▶ **EXERCISE TASK**
Make an exact copy of all the data.

[begin DATA ROWS]

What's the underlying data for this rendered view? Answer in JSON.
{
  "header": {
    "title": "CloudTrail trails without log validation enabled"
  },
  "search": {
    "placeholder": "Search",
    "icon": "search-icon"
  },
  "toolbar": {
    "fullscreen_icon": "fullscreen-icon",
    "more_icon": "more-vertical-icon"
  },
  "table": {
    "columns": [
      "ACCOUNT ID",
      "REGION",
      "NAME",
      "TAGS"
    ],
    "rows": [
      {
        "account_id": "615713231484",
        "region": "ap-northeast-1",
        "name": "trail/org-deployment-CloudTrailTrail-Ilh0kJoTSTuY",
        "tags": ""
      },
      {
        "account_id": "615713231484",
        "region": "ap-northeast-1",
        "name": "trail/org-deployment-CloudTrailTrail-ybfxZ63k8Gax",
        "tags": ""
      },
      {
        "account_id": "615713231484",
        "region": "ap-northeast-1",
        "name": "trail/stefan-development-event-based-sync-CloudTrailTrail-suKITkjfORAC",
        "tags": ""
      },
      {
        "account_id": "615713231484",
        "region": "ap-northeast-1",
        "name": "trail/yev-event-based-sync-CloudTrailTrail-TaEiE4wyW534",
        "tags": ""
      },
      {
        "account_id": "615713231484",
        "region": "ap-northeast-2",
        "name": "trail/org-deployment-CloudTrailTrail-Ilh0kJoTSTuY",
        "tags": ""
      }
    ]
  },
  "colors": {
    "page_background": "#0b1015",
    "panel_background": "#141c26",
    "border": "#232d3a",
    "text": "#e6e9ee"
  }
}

[end DATA ROWS]

▶ **OUTPUT OF THE EXERCISE**
What's the underlying data for this rendered view? Answer in JSON.
{
  "header": {
    "title": "CloudTrail trails without log validation enabled"
  },
  "search": {
    "placeholder": "Search",
    "icon": "search-icon"
  },
  "toolbar": {
    "fullscreen_icon": "fullscreen-icon",
    "more_icon": "more-vertical-icon"
  },
  "table": {
    "columns": [
      "ACCOUNT ID",
      "REGION",
      "NAME",
      "TAGS"
    ],
    "rows": [
      {
        "account_id": "615713231484",
        "region": "ap-northeast-1",
        "name": "trail/org-deployment-CloudTrailTrail-Ilh0kJoTSTuY",
        "tags": ""
      },
      {
        "account_id": "615713231484",
        "region": "ap-northeast-1",
        "name": "trail/org-deployment-CloudTrailTrail-ybfxZ63k8Gax",
        "tags": ""
      },
      {
        "account_id": "615713231484",
        "region": "ap-northeast-1",
        "name": "trail/stefan-development-event-based-sync-CloudTrailTrail-suKITkjfORAC",
        "tags": ""
      },
      {
        "account_id": "615713231484",
        "region": "ap-northeast-1",
        "name": "trail/yev-event-based-sync-CloudTrailTrail-TaEiE4wyW534",
        "tags": ""
      },
      {
        "account_id": "615713231484",
        "region": "ap-northeast-2",
        "name": "trail/org-deployment-CloudTrailTrail-Ilh0kJoTSTuY",
        "tags": ""
      }
    ]
  },
  "colors": {
    "page_background": "#0b1015",
    "panel_background": "#141c26",
    "border": "#232d3a",
    "text": "#e6e9ee"
  }
}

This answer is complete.